— start —

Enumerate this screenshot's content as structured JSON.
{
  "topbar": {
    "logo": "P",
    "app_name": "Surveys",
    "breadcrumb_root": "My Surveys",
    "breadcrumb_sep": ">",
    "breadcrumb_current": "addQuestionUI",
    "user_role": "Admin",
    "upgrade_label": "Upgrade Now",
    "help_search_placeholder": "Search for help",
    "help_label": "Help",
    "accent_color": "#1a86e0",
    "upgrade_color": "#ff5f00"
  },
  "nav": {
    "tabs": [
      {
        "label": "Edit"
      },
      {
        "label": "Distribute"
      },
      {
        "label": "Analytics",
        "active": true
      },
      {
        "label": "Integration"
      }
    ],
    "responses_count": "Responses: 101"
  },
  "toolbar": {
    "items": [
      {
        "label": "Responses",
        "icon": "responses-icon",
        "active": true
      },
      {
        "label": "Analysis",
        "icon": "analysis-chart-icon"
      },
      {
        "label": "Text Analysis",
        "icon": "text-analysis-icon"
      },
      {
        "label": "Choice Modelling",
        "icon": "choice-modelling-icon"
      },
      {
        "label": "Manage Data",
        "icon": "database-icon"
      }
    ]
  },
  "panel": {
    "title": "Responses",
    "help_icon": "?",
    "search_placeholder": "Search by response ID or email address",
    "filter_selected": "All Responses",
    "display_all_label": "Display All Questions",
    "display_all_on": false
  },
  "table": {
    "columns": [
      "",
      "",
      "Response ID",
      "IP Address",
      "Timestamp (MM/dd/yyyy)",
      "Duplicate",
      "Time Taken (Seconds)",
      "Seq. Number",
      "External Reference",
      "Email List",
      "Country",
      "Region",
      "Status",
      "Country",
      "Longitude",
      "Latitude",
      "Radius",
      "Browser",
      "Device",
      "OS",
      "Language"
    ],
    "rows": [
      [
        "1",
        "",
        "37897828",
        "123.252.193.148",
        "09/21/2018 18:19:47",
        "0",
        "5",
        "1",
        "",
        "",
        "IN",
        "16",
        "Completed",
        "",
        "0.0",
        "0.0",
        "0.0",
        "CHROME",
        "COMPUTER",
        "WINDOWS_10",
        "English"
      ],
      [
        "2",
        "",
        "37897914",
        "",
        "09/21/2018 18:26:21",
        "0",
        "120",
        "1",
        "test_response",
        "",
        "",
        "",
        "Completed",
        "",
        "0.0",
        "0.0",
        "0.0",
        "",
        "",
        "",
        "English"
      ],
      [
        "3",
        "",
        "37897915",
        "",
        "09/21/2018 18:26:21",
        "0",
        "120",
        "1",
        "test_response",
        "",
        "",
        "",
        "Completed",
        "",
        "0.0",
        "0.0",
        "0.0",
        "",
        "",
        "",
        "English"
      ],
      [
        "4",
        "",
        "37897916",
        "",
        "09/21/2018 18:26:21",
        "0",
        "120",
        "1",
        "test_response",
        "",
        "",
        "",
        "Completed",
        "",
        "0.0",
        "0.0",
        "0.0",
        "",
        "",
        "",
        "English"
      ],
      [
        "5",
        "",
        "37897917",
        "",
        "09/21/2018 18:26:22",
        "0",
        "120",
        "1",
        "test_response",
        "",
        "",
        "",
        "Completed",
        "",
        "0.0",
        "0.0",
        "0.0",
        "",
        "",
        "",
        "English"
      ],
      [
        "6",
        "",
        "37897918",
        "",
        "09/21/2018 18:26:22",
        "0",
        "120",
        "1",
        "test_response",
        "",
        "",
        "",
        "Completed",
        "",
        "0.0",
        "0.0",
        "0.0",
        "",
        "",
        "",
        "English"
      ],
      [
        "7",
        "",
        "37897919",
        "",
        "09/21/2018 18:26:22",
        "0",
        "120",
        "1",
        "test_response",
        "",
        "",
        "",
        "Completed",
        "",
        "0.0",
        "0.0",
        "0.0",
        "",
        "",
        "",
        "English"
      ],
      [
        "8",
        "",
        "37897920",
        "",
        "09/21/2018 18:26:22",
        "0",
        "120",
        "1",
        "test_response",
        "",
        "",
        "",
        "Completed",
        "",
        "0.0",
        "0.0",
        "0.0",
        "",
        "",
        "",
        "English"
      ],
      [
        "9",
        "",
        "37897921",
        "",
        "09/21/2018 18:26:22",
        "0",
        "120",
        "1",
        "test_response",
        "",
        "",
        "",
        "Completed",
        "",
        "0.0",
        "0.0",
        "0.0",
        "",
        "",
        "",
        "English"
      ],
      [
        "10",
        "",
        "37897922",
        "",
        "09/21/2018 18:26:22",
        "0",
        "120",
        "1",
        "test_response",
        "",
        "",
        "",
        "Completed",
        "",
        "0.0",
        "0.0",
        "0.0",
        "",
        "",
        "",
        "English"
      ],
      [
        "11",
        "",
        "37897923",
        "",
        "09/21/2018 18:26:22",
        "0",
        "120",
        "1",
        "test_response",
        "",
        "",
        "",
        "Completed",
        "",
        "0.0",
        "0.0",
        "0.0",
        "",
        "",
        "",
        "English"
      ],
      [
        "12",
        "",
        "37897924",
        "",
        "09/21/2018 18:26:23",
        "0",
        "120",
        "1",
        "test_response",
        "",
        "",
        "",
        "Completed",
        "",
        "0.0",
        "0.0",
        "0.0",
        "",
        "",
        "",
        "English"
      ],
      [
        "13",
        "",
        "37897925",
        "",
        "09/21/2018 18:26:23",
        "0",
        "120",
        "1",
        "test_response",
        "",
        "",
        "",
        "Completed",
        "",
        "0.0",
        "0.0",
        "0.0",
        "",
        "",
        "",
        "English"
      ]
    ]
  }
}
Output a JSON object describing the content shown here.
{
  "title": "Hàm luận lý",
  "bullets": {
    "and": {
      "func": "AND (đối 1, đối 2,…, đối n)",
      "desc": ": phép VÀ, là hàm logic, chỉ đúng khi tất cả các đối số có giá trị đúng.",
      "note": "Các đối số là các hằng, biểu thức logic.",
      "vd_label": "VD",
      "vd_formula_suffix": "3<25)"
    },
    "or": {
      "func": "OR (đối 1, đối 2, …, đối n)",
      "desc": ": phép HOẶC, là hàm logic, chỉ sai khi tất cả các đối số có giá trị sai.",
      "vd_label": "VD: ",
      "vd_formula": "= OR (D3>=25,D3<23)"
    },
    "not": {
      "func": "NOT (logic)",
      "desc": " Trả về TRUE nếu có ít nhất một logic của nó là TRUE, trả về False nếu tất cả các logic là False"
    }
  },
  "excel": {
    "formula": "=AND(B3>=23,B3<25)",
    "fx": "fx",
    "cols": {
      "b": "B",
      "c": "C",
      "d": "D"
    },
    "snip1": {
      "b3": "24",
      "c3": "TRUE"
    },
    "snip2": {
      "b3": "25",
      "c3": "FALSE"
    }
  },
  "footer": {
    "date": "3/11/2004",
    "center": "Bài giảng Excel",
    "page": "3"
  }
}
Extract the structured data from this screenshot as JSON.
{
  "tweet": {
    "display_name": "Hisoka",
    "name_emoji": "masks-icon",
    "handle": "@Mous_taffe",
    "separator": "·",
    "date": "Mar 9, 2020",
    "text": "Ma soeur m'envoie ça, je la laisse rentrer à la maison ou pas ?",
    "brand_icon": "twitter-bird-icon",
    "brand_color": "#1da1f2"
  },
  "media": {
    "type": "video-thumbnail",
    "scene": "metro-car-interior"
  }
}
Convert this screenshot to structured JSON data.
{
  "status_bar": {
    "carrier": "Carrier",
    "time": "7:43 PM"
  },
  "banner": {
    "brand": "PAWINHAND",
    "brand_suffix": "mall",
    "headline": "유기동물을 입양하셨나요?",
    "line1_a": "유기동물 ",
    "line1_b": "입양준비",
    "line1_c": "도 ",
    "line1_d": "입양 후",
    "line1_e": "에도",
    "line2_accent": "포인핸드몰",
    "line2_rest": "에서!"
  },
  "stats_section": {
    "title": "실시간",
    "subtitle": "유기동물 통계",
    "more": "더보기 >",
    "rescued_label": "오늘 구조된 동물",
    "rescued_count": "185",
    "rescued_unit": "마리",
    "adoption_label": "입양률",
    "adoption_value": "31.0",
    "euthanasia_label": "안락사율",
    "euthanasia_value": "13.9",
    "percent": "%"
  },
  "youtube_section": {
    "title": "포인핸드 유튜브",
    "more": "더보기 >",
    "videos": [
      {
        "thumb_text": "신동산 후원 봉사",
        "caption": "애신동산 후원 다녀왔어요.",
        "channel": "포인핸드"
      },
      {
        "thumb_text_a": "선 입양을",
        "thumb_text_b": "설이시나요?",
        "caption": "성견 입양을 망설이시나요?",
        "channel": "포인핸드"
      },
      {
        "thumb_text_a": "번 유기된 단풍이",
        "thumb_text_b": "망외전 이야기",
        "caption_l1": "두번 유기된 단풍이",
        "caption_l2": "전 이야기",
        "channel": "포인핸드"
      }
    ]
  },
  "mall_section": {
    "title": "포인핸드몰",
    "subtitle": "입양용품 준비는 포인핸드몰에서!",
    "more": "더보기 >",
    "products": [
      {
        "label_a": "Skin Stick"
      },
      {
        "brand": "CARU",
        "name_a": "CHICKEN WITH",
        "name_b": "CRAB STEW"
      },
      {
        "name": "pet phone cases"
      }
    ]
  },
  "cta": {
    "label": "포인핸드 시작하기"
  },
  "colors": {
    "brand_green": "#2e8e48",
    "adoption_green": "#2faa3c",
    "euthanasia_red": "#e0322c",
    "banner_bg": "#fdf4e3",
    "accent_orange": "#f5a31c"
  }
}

— end —

**AIM**.
Say how many lines of the listing above contain "content", with no other words.

**CORRECT ANSWER**.
2